(Stored data)
————————

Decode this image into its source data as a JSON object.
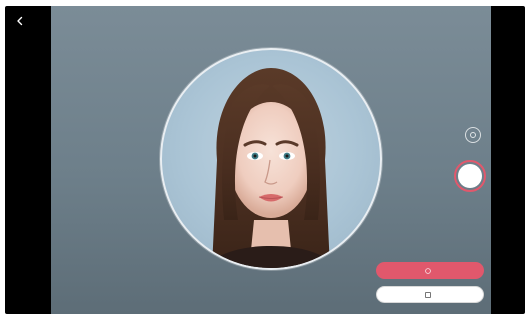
{
  "app": {
    "back_icon": "chevron-left-icon"
  },
  "camera": {
    "subject": "portrait-photo"
  },
  "controls": {
    "mode_icon": "camera-mode-icon",
    "shutter_icon": "shutter-button",
    "primary_label": "",
    "secondary_label": "",
    "hint_text": ""
  },
  "colors": {
    "accent": "#e1586c",
    "background": "#6f808b",
    "frame": "#000000"
  }
}
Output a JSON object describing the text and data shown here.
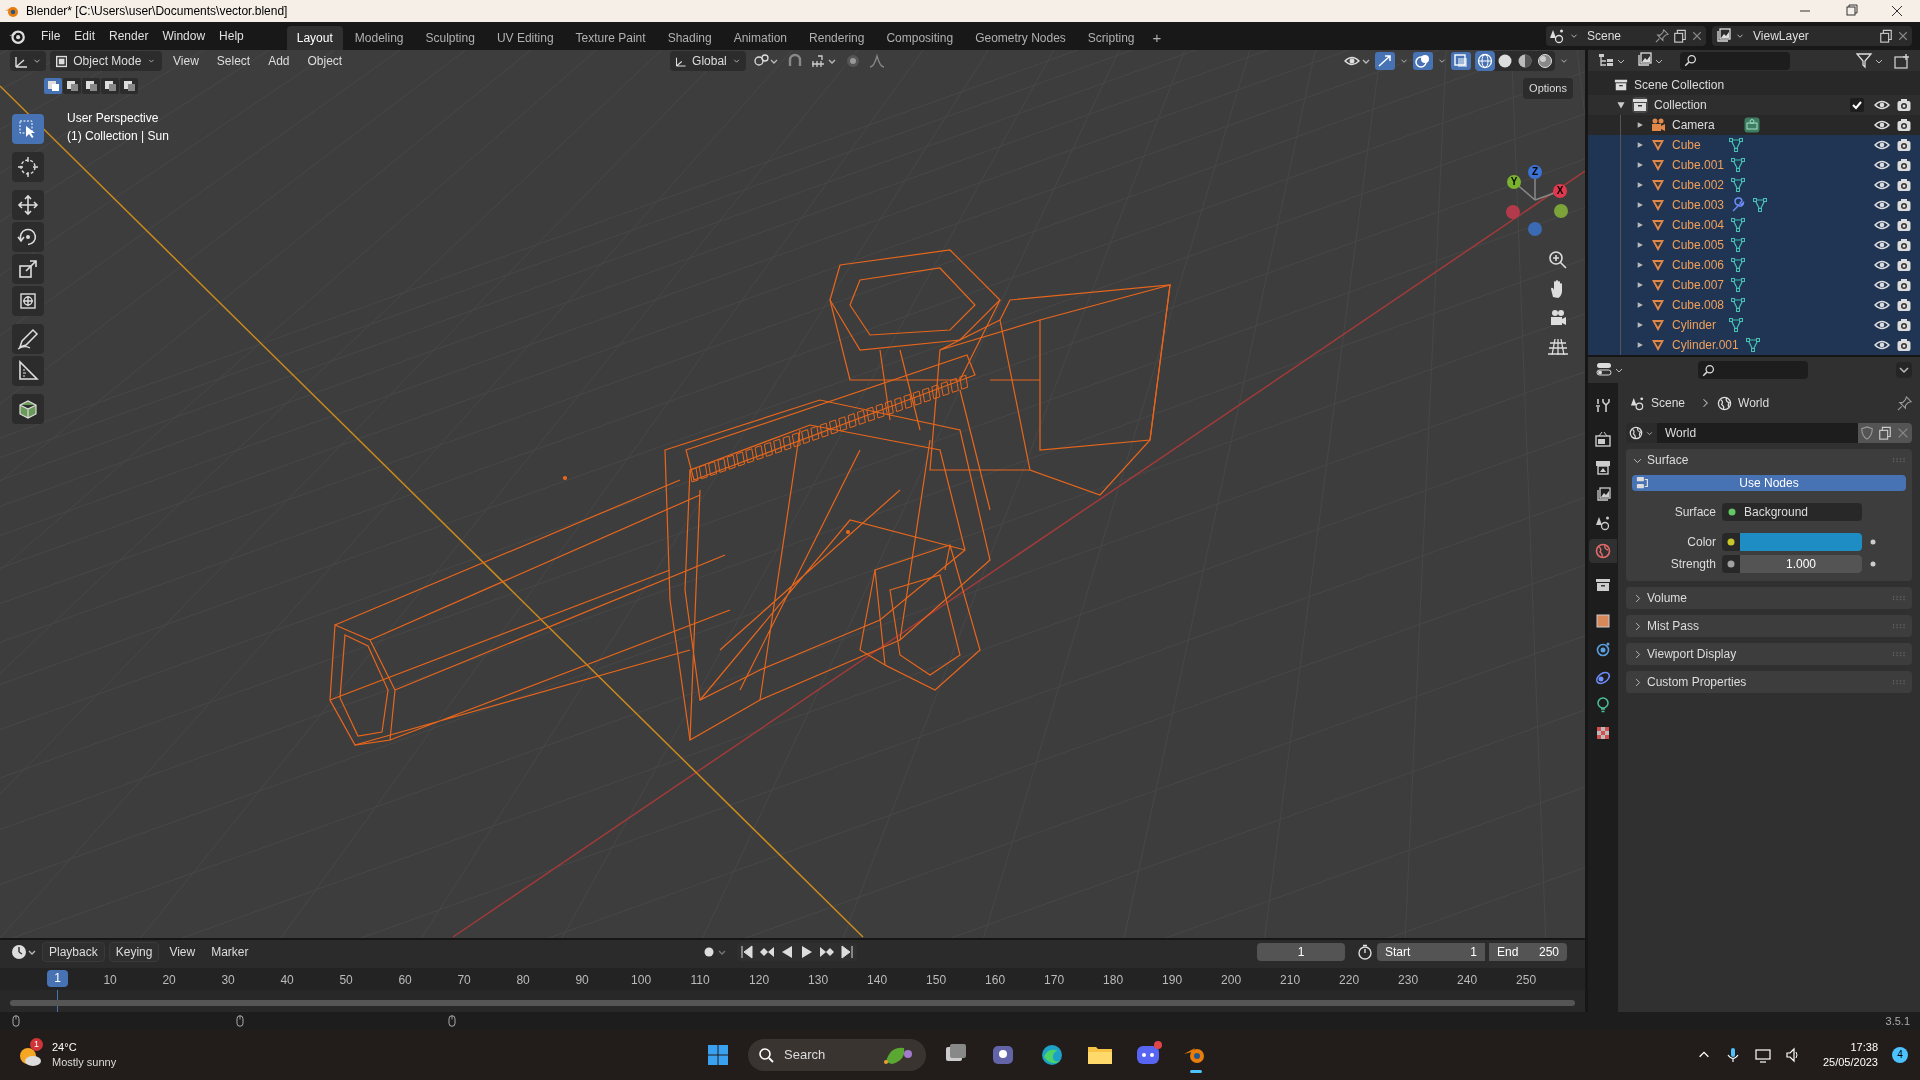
{
  "window": {
    "title": "Blender* [C:\\Users\\user\\Documents\\vector.blend]"
  },
  "menus": [
    "File",
    "Edit",
    "Render",
    "Window",
    "Help"
  ],
  "workspaces": [
    {
      "label": "Layout",
      "selected": true
    },
    {
      "label": "Modeling",
      "selected": false
    },
    {
      "label": "Sculpting",
      "selected": false
    },
    {
      "label": "UV Editing",
      "selected": false
    },
    {
      "label": "Texture Paint",
      "selected": false
    },
    {
      "label": "Shading",
      "selected": false
    },
    {
      "label": "Animation",
      "selected": false
    },
    {
      "label": "Rendering",
      "selected": false
    },
    {
      "label": "Compositing",
      "selected": false
    },
    {
      "label": "Geometry Nodes",
      "selected": false
    },
    {
      "label": "Scripting",
      "selected": false
    }
  ],
  "add_workspace": "+",
  "scene": "Scene",
  "view_layer": "ViewLayer",
  "viewport": {
    "mode": "Object Mode",
    "menus": [
      "View",
      "Select",
      "Add",
      "Object"
    ],
    "select_modes": [
      {
        "selected": true
      },
      {
        "selected": false
      },
      {
        "selected": false
      },
      {
        "selected": false
      },
      {
        "selected": false
      }
    ],
    "orientation": "Global",
    "options": "Options",
    "view_name": "User Perspective",
    "context": "(1) Collection | Sun",
    "tools": [
      {
        "kind": "select",
        "selected": true
      },
      {
        "kind": "cursor",
        "selected": false
      },
      {
        "kind": "move",
        "selected": false
      },
      {
        "kind": "rotate",
        "selected": false
      },
      {
        "kind": "scale",
        "selected": false
      },
      {
        "kind": "transform",
        "selected": false
      },
      {
        "kind": "annotate",
        "selected": false
      },
      {
        "kind": "measure",
        "selected": false
      },
      {
        "kind": "add_cube",
        "selected": false
      }
    ],
    "gizmo": {
      "x": "X",
      "y": "Y",
      "z": "Z"
    },
    "shading": [
      {
        "kind": "wireframe",
        "selected": true
      },
      {
        "kind": "solid",
        "selected": false
      },
      {
        "kind": "material",
        "selected": false
      },
      {
        "kind": "rendered",
        "selected": false
      }
    ]
  },
  "outliner": {
    "root": "Scene Collection",
    "collection": {
      "label": "Collection",
      "checked": true,
      "expanded": true,
      "children": [
        {
          "label": "Camera",
          "kind": "camera",
          "selected": false,
          "modifier": false
        },
        {
          "label": "Cube",
          "kind": "mesh",
          "selected": true,
          "modifier": false
        },
        {
          "label": "Cube.001",
          "kind": "mesh",
          "selected": true,
          "modifier": false
        },
        {
          "label": "Cube.002",
          "kind": "mesh",
          "selected": true,
          "modifier": false
        },
        {
          "label": "Cube.003",
          "kind": "mesh",
          "selected": true,
          "modifier": true
        },
        {
          "label": "Cube.004",
          "kind": "mesh",
          "selected": true,
          "modifier": false
        },
        {
          "label": "Cube.005",
          "kind": "mesh",
          "selected": true,
          "modifier": false
        },
        {
          "label": "Cube.006",
          "kind": "mesh",
          "selected": true,
          "modifier": false
        },
        {
          "label": "Cube.007",
          "kind": "mesh",
          "selected": true,
          "modifier": false
        },
        {
          "label": "Cube.008",
          "kind": "mesh",
          "selected": true,
          "modifier": false
        },
        {
          "label": "Cylinder",
          "kind": "mesh",
          "selected": true,
          "modifier": false
        },
        {
          "label": "Cylinder.001",
          "kind": "mesh",
          "selected": true,
          "modifier": false
        }
      ]
    }
  },
  "properties": {
    "tabs": [
      {
        "kind": "tool",
        "selected": false
      },
      {
        "kind": "render",
        "selected": false
      },
      {
        "kind": "output",
        "selected": false
      },
      {
        "kind": "view_layer",
        "selected": false
      },
      {
        "kind": "scene",
        "selected": false
      },
      {
        "kind": "world",
        "selected": true
      },
      {
        "kind": "collection",
        "selected": false
      },
      {
        "kind": "object",
        "selected": false
      },
      {
        "kind": "physics",
        "selected": false
      },
      {
        "kind": "constraints",
        "selected": false
      },
      {
        "kind": "data",
        "selected": false
      },
      {
        "kind": "texture",
        "selected": false
      }
    ],
    "breadcrumb": [
      "Scene",
      "World"
    ],
    "world": "World",
    "panels": [
      {
        "title": "Surface",
        "expanded": true,
        "button": "Use Nodes",
        "fields": [
          {
            "label": "Surface",
            "kind": "shader",
            "value": "Background"
          },
          {
            "label": "Color",
            "kind": "color",
            "color": "#1d8dc4"
          },
          {
            "label": "Strength",
            "kind": "number",
            "value": "1.000"
          }
        ]
      },
      {
        "title": "Volume",
        "expanded": false
      },
      {
        "title": "Mist Pass",
        "expanded": false
      },
      {
        "title": "Viewport Display",
        "expanded": false
      },
      {
        "title": "Custom Properties",
        "expanded": false
      }
    ]
  },
  "timeline": {
    "menus": [
      "Playback",
      "Keying",
      "View",
      "Marker"
    ],
    "current_frame": "1",
    "start_label": "Start",
    "start": "1",
    "end_label": "End",
    "end": "250",
    "ruler_current": "1",
    "ruler": [
      "10",
      "20",
      "30",
      "40",
      "50",
      "60",
      "70",
      "80",
      "90",
      "100",
      "110",
      "120",
      "130",
      "140",
      "150",
      "160",
      "170",
      "180",
      "190",
      "200",
      "210",
      "220",
      "230",
      "240",
      "250"
    ]
  },
  "status": {
    "version": "3.5.1"
  },
  "taskbar": {
    "weather_badge": "1",
    "temperature": "24°C",
    "weather": "Mostly sunny",
    "search": "Search",
    "time": "17:38",
    "date": "25/05/2023",
    "notifications": "4"
  }
}
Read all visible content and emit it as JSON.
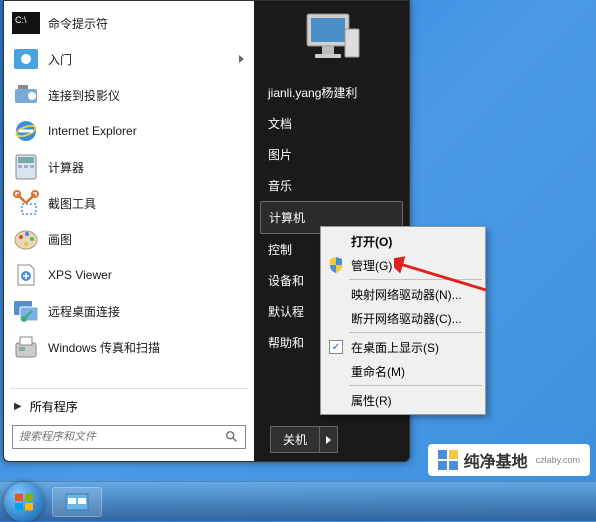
{
  "programs": [
    {
      "label": "命令提示符",
      "icon": "cmd",
      "sub": false
    },
    {
      "label": "入门",
      "icon": "getstarted",
      "sub": true
    },
    {
      "label": "连接到投影仪",
      "icon": "projector",
      "sub": false
    },
    {
      "label": "Internet Explorer",
      "icon": "ie",
      "sub": false
    },
    {
      "label": "计算器",
      "icon": "calc",
      "sub": false
    },
    {
      "label": "截图工具",
      "icon": "snip",
      "sub": false
    },
    {
      "label": "画图",
      "icon": "paint",
      "sub": false
    },
    {
      "label": "XPS Viewer",
      "icon": "xps",
      "sub": false
    },
    {
      "label": "远程桌面连接",
      "icon": "rdp",
      "sub": false
    },
    {
      "label": "Windows 传真和扫描",
      "icon": "fax",
      "sub": false
    }
  ],
  "all_programs": "所有程序",
  "search_placeholder": "搜索程序和文件",
  "user_name": "jianli.yang杨建利",
  "right_items": [
    {
      "label": "文档"
    },
    {
      "label": "图片"
    },
    {
      "label": "音乐"
    },
    {
      "label": "计算机",
      "boxed": true
    },
    {
      "label": "控制",
      "boxed": false
    },
    {
      "label": "设备和",
      "boxed": false
    },
    {
      "label": "默认程",
      "boxed": false
    },
    {
      "label": "帮助和",
      "boxed": false
    }
  ],
  "shutdown_label": "关机",
  "context_menu": [
    {
      "label": "打开(O)",
      "bold": true,
      "icon": null
    },
    {
      "label": "管理(G)",
      "bold": false,
      "icon": "shield"
    },
    {
      "sep": true
    },
    {
      "label": "映射网络驱动器(N)...",
      "bold": false,
      "icon": null
    },
    {
      "label": "断开网络驱动器(C)...",
      "bold": false,
      "icon": null
    },
    {
      "sep": true
    },
    {
      "label": "在桌面上显示(S)",
      "bold": false,
      "icon": "check"
    },
    {
      "label": "重命名(M)",
      "bold": false,
      "icon": null
    },
    {
      "sep": true
    },
    {
      "label": "属性(R)",
      "bold": false,
      "icon": null
    }
  ],
  "watermark": {
    "brand": "纯净基地",
    "url": "czlaby.com"
  }
}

————————

Locate the lines above that hold the word "JSON". Show every one of them.

# EXERCISE RESPONSE:
Decode this image into its source data as a JSON object.
Output a JSON object describing the text and data shown here.
Read all visible content and emit it as JSON.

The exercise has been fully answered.